* _What is being asked_
In the material below, find each line holding the string "Predstavnici" and copy it.

* _Records for the exercise_
━━━━━━━━━━━━━━━━
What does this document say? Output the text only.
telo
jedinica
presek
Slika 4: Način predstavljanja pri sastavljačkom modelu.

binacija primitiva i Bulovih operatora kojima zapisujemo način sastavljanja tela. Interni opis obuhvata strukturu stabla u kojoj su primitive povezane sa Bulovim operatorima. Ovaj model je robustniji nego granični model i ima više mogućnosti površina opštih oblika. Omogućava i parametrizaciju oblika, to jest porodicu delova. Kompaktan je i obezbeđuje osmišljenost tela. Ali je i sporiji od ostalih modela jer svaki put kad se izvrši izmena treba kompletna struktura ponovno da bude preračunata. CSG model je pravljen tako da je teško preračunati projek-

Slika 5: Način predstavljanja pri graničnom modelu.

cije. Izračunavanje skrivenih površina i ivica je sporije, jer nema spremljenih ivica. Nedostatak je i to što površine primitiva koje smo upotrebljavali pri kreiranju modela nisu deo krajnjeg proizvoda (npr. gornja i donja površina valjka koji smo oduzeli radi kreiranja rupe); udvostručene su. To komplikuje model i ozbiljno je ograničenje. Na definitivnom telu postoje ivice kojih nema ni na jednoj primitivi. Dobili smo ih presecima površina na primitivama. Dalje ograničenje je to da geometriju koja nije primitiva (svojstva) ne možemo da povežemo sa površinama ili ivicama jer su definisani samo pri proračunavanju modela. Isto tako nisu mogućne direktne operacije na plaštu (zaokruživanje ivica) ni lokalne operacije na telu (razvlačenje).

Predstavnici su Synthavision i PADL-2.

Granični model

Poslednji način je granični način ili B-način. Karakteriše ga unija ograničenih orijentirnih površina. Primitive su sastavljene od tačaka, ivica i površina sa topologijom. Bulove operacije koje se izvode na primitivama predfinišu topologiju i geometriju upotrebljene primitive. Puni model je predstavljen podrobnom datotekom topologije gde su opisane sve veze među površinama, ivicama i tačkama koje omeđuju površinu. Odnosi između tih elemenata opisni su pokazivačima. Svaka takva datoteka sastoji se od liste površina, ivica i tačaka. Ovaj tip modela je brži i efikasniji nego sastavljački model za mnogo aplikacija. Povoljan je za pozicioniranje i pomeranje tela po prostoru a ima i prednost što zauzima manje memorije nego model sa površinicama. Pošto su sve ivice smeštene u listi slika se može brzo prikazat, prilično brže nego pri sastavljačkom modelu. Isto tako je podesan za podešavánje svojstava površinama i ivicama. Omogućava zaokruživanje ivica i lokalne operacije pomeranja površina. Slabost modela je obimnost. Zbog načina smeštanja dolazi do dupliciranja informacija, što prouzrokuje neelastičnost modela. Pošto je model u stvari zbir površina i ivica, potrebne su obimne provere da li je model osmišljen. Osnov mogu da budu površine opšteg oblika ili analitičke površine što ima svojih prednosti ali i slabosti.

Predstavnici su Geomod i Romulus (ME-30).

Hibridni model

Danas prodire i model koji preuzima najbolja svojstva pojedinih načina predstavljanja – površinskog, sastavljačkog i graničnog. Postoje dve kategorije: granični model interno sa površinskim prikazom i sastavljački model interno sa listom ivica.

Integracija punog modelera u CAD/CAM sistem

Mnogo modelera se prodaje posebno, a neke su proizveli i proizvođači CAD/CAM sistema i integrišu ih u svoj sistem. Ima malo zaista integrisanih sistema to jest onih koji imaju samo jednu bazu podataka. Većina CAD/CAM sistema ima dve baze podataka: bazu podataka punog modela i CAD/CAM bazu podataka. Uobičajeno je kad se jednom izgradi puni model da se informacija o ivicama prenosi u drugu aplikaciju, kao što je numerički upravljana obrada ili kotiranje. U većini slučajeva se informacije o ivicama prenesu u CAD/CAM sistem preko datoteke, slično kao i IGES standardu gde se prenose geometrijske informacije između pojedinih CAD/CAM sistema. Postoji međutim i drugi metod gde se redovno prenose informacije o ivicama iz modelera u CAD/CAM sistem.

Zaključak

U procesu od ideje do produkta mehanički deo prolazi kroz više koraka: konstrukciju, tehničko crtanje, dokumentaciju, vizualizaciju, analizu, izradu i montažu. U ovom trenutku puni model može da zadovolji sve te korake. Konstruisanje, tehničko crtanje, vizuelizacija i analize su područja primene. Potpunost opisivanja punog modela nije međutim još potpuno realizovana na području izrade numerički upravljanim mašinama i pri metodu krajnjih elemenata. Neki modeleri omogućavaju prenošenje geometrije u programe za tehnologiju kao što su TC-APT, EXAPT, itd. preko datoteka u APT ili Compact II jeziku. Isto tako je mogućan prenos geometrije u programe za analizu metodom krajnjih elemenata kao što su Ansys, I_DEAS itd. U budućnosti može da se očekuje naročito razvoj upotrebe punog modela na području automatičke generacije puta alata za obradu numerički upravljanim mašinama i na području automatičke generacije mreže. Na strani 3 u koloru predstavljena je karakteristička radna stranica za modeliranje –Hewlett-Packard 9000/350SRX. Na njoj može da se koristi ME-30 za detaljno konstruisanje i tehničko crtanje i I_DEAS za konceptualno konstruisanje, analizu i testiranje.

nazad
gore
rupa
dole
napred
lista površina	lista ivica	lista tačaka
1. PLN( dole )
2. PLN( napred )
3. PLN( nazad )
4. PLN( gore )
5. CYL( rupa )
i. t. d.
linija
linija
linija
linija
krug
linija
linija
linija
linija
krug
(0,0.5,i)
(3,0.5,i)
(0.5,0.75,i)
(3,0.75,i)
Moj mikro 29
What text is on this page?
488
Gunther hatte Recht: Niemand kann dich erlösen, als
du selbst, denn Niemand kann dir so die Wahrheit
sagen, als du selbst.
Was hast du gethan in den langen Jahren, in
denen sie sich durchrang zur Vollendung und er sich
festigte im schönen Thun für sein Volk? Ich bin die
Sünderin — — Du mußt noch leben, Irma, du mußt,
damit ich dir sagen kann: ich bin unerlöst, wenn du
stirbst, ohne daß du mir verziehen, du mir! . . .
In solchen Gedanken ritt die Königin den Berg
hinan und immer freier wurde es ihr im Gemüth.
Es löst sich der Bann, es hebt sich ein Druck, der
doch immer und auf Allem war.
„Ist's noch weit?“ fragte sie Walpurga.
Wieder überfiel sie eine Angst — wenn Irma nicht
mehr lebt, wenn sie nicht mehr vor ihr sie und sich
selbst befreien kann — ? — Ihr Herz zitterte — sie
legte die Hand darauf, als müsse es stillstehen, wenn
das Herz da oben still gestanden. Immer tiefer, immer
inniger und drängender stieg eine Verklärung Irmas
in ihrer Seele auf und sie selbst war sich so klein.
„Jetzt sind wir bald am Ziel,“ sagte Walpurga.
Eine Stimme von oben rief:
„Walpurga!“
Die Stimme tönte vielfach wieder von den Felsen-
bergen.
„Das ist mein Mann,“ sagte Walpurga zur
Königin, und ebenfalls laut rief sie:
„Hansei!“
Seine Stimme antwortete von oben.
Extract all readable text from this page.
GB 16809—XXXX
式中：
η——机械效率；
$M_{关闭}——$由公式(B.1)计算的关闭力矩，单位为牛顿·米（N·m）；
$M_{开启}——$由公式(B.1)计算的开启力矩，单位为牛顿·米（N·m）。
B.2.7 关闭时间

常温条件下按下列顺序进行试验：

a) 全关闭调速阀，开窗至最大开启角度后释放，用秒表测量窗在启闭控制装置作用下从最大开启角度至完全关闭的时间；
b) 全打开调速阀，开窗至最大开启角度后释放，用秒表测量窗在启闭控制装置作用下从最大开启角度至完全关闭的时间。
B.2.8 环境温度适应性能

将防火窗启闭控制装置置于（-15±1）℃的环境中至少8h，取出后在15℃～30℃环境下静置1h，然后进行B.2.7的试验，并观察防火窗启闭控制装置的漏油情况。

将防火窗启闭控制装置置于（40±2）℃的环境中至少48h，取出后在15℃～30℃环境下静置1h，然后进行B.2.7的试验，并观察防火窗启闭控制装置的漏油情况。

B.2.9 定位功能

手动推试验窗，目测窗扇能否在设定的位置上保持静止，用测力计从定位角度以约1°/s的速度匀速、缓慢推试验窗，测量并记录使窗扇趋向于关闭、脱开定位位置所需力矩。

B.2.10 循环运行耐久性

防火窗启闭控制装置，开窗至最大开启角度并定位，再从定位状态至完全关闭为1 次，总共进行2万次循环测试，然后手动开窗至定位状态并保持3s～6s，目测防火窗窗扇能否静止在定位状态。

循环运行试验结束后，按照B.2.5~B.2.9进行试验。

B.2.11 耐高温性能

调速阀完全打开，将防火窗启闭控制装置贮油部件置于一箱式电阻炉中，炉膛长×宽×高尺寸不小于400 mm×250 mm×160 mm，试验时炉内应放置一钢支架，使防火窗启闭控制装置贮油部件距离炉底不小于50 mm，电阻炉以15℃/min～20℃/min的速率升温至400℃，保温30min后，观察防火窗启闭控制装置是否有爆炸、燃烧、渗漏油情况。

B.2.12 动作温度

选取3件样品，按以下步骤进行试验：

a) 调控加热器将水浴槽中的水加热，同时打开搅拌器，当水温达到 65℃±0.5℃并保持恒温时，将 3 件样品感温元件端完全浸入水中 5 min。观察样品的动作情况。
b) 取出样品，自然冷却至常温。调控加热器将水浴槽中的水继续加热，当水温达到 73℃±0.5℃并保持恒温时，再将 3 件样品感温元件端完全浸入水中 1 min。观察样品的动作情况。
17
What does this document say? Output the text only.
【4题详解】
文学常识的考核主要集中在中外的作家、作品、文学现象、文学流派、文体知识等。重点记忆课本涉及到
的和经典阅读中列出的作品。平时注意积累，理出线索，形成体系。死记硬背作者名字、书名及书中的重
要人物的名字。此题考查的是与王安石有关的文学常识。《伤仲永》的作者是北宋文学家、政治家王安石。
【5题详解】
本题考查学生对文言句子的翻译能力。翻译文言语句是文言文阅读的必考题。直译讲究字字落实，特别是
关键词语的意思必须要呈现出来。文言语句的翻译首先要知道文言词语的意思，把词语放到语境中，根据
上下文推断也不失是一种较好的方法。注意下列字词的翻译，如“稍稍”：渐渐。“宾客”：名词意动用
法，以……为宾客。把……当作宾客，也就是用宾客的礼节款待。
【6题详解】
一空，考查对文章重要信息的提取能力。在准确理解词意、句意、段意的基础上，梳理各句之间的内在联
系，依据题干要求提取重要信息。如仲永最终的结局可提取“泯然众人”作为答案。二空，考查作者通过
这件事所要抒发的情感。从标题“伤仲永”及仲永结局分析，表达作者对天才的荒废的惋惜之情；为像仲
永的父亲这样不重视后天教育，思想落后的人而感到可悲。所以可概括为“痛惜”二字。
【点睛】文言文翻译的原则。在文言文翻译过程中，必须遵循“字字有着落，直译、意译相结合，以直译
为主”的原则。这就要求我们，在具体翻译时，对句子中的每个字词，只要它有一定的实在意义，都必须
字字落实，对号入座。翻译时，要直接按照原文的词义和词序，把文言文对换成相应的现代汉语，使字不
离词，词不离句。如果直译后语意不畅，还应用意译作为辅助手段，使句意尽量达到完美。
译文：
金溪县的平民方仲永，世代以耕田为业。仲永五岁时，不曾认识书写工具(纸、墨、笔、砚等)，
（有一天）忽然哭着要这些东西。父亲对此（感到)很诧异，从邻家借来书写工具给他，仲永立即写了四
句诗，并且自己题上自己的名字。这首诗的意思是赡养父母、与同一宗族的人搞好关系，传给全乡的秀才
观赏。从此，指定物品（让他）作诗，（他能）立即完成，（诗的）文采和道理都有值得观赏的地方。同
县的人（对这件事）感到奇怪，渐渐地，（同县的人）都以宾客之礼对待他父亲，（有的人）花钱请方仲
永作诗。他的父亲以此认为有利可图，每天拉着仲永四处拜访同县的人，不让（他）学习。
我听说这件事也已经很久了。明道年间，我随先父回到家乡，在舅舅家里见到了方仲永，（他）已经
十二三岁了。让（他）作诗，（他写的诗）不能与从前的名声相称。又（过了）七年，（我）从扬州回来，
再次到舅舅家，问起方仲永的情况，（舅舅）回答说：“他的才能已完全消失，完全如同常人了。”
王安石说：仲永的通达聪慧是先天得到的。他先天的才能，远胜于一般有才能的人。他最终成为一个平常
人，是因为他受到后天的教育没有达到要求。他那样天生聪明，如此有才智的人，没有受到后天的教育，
━━━━━━━━━━━━━━━━
* _Reply to the exercise_
Predstavnici su Synthavision i PADL-2.
Predstavnici su Geomod i Romulus (ME-30).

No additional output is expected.